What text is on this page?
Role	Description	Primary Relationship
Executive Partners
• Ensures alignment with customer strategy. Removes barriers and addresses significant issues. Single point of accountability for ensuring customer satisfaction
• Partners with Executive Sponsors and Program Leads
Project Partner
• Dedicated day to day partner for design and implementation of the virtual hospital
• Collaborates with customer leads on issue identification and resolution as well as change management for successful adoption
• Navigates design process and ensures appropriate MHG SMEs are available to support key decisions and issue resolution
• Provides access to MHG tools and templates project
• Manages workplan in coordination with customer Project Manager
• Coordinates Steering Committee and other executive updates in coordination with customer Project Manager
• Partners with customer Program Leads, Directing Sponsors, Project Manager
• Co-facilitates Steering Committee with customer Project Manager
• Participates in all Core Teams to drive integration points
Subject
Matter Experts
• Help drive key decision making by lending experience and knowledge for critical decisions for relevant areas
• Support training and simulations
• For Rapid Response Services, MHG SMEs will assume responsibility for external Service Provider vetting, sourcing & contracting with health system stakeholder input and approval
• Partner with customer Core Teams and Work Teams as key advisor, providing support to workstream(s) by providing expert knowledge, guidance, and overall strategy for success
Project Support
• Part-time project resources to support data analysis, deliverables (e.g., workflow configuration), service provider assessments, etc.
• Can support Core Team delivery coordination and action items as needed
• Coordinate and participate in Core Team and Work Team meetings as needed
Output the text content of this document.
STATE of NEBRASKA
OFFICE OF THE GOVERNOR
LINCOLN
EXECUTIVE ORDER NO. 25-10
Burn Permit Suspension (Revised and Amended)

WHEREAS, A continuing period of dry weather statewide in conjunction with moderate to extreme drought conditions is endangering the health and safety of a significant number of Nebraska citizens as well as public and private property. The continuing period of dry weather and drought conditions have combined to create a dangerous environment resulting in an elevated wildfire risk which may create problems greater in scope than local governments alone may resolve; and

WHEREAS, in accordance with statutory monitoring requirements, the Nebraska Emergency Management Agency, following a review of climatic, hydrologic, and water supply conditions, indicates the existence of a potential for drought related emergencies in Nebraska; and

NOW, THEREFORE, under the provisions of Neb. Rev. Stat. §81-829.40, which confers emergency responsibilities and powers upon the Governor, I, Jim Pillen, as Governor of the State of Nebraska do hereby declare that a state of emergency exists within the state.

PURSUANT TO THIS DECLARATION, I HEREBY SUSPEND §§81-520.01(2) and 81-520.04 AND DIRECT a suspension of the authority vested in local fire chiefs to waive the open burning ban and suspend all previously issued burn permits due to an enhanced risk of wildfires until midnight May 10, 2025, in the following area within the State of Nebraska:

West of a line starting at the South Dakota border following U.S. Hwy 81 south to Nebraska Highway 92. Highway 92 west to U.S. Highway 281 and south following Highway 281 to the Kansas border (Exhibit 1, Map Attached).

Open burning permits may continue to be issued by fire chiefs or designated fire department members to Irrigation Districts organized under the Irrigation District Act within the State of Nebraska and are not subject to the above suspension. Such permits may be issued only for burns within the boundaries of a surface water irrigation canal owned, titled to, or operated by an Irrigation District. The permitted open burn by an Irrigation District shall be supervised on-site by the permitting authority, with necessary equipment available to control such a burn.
+ + + + +
▸ WORK REQUIRED: Show every line from the entries above in which the word "Steering" appears.

▸ RESPONSE FOR THIS EXERCISE:
• Coordinates Steering Committee and other executive updates in coordination with customer Project Manager
• Co-facilitates Steering Committee with customer Project Manager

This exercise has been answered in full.